EXERCISE GOAL ▸ Without including any pictures, write out the listing below exactly.

DATASET EXCERPTS ▸
>>>

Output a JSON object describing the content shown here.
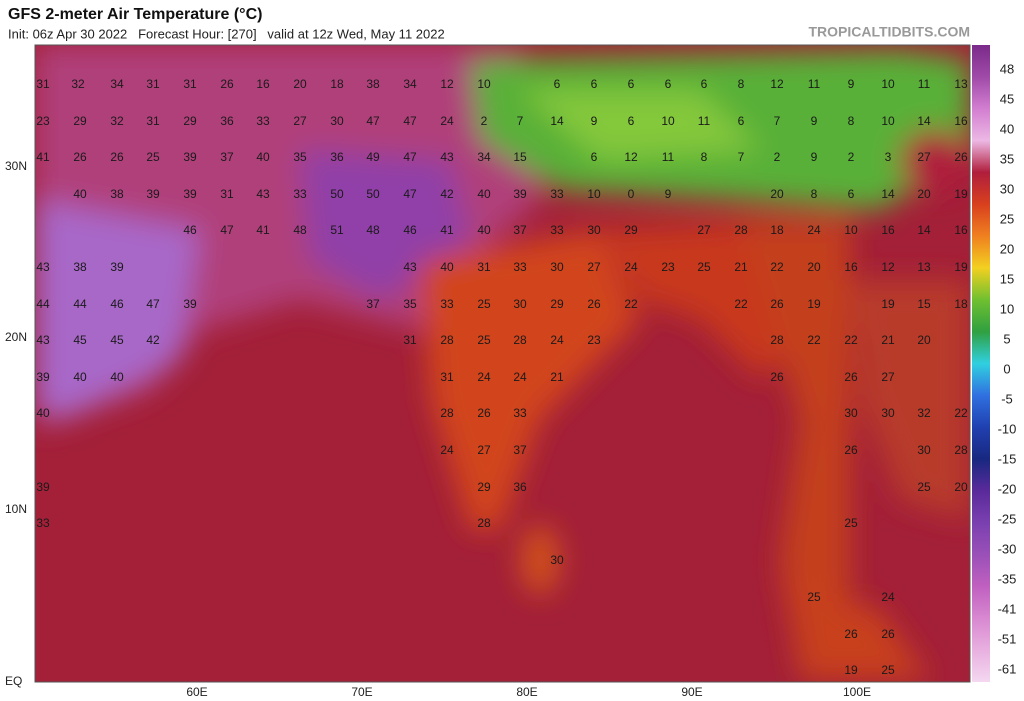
{
  "header": {
    "title": "GFS 2-meter Air Temperature (°C)",
    "subtitle": "Init: 06z Apr 30 2022   Forecast Hour: [270]   valid at 12z Wed, May 11 2022",
    "site": "TROPICALTIDBITS.COM"
  },
  "axes": {
    "lat_labels": [
      "30N",
      "20N",
      "10N",
      "EQ"
    ],
    "lon_labels": [
      "60E",
      "70E",
      "80E",
      "90E",
      "100E"
    ]
  },
  "colorbar": {
    "ticks": [
      48,
      45,
      40,
      35,
      30,
      25,
      20,
      15,
      10,
      5,
      0,
      -5,
      -10,
      -15,
      -20,
      -25,
      -30,
      -35,
      -41,
      -51,
      -61
    ],
    "colors": [
      "#7a2a8a",
      "#a04aa8",
      "#d27ed0",
      "#ecb8e4",
      "#b01e3c",
      "#d8401e",
      "#f08020",
      "#f2d020",
      "#70c030",
      "#30a040",
      "#30d0e0",
      "#3070e0",
      "#2040b0",
      "#182880",
      "#5a2a9a",
      "#7a40b0",
      "#9a50b8",
      "#c060c0",
      "#d888d0",
      "#e8b0e0",
      "#f4d8f0"
    ]
  },
  "map_labels": [
    [
      31,
      32,
      34,
      31,
      31,
      26,
      16,
      20,
      18,
      38,
      34,
      12,
      10,
      6,
      6,
      6,
      6,
      6,
      8,
      12,
      11,
      9,
      10,
      11,
      13
    ],
    [
      23,
      29,
      32,
      31,
      29,
      36,
      33,
      27,
      30,
      47,
      47,
      24,
      2,
      7,
      14,
      9,
      6,
      10,
      11,
      6,
      7,
      9,
      8,
      10,
      14,
      16
    ],
    [
      41,
      26,
      26,
      25,
      39,
      37,
      40,
      35,
      36,
      49,
      47,
      43,
      34,
      15,
      6,
      12,
      11,
      8,
      7,
      2,
      9,
      2,
      3,
      27,
      26
    ],
    [
      40,
      38,
      39,
      39,
      31,
      43,
      33,
      50,
      50,
      47,
      42,
      40,
      39,
      33,
      10,
      0,
      9,
      20,
      8,
      6,
      14,
      20,
      19
    ],
    [
      46,
      47,
      41,
      48,
      51,
      48,
      46,
      41,
      40,
      37,
      33,
      30,
      29,
      27,
      28,
      18,
      24,
      10,
      16,
      14,
      16
    ],
    [
      43,
      38,
      39,
      43,
      40,
      31,
      33,
      30,
      27,
      24,
      23,
      25,
      21,
      22,
      20,
      16,
      12,
      13,
      19
    ],
    [
      44,
      44,
      46,
      47,
      39,
      37,
      35,
      33,
      25,
      30,
      29,
      26,
      22,
      22,
      26,
      19,
      19,
      15,
      18
    ],
    [
      43,
      45,
      45,
      42,
      31,
      28,
      25,
      28,
      24,
      23,
      28,
      22,
      22,
      21,
      20
    ],
    [
      39,
      40,
      40,
      31,
      24,
      24,
      21,
      26,
      26,
      27
    ],
    [
      40,
      28,
      26,
      33,
      30,
      30,
      32,
      22
    ],
    [
      24,
      27,
      37,
      26,
      30,
      28
    ],
    [
      39,
      29,
      36,
      25,
      20
    ],
    [
      33,
      28,
      25
    ],
    [
      30
    ],
    [
      25,
      24
    ],
    [
      26,
      26
    ],
    [
      19,
      25
    ]
  ]
}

<<<

SOLVED EXERCISE ▸
Output a JSON object describing the content shown here.
{
  "header": {
    "title": "GFS 2-meter Air Temperature (°C)",
    "subtitle": "Init: 06z Apr 30 2022   Forecast Hour: [270]   valid at 12z Wed, May 11 2022",
    "site": "TROPICALTIDBITS.COM"
  },
  "axes": {
    "lat_labels": [
      "30N",
      "20N",
      "10N",
      "EQ"
    ],
    "lon_labels": [
      "60E",
      "70E",
      "80E",
      "90E",
      "100E"
    ]
  },
  "colorbar": {
    "ticks": [
      48,
      45,
      40,
      35,
      30,
      25,
      20,
      15,
      10,
      5,
      0,
      -5,
      -10,
      -15,
      -20,
      -25,
      -30,
      -35,
      -41,
      -51,
      -61
    ],
    "colors": [
      "#7a2a8a",
      "#a04aa8",
      "#d27ed0",
      "#ecb8e4",
      "#b01e3c",
      "#d8401e",
      "#f08020",
      "#f2d020",
      "#70c030",
      "#30a040",
      "#30d0e0",
      "#3070e0",
      "#2040b0",
      "#182880",
      "#5a2a9a",
      "#7a40b0",
      "#9a50b8",
      "#c060c0",
      "#d888d0",
      "#e8b0e0",
      "#f4d8f0"
    ]
  },
  "map_labels": [
    [
      31,
      32,
      34,
      31,
      31,
      26,
      16,
      20,
      18,
      38,
      34,
      12,
      10,
      6,
      6,
      6,
      6,
      6,
      8,
      12,
      11,
      9,
      10,
      11,
      13
    ],
    [
      23,
      29,
      32,
      31,
      29,
      36,
      33,
      27,
      30,
      47,
      47,
      24,
      2,
      7,
      14,
      9,
      6,
      10,
      11,
      6,
      7,
      9,
      8,
      10,
      14,
      16
    ],
    [
      41,
      26,
      26,
      25,
      39,
      37,
      40,
      35,
      36,
      49,
      47,
      43,
      34,
      15,
      6,
      12,
      11,
      8,
      7,
      2,
      9,
      2,
      3,
      27,
      26
    ],
    [
      40,
      38,
      39,
      39,
      31,
      43,
      33,
      50,
      50,
      47,
      42,
      40,
      39,
      33,
      10,
      0,
      9,
      20,
      8,
      6,
      14,
      20,
      19
    ],
    [
      46,
      47,
      41,
      48,
      51,
      48,
      46,
      41,
      40,
      37,
      33,
      30,
      29,
      27,
      28,
      18,
      24,
      10,
      16,
      14,
      16
    ],
    [
      43,
      38,
      39,
      43,
      40,
      31,
      33,
      30,
      27,
      24,
      23,
      25,
      21,
      22,
      20,
      16,
      12,
      13,
      19
    ],
    [
      44,
      44,
      46,
      47,
      39,
      37,
      35,
      33,
      25,
      30,
      29,
      26,
      22,
      22,
      26,
      19,
      19,
      15,
      18
    ],
    [
      43,
      45,
      45,
      42,
      31,
      28,
      25,
      28,
      24,
      23,
      28,
      22,
      22,
      21,
      20
    ],
    [
      39,
      40,
      40,
      31,
      24,
      24,
      21,
      26,
      26,
      27
    ],
    [
      40,
      28,
      26,
      33,
      30,
      30,
      32,
      22
    ],
    [
      24,
      27,
      37,
      26,
      30,
      28
    ],
    [
      39,
      29,
      36,
      25,
      20
    ],
    [
      33,
      28,
      25
    ],
    [
      30
    ],
    [
      25,
      24
    ],
    [
      26,
      26
    ],
    [
      19,
      25
    ]
  ]
}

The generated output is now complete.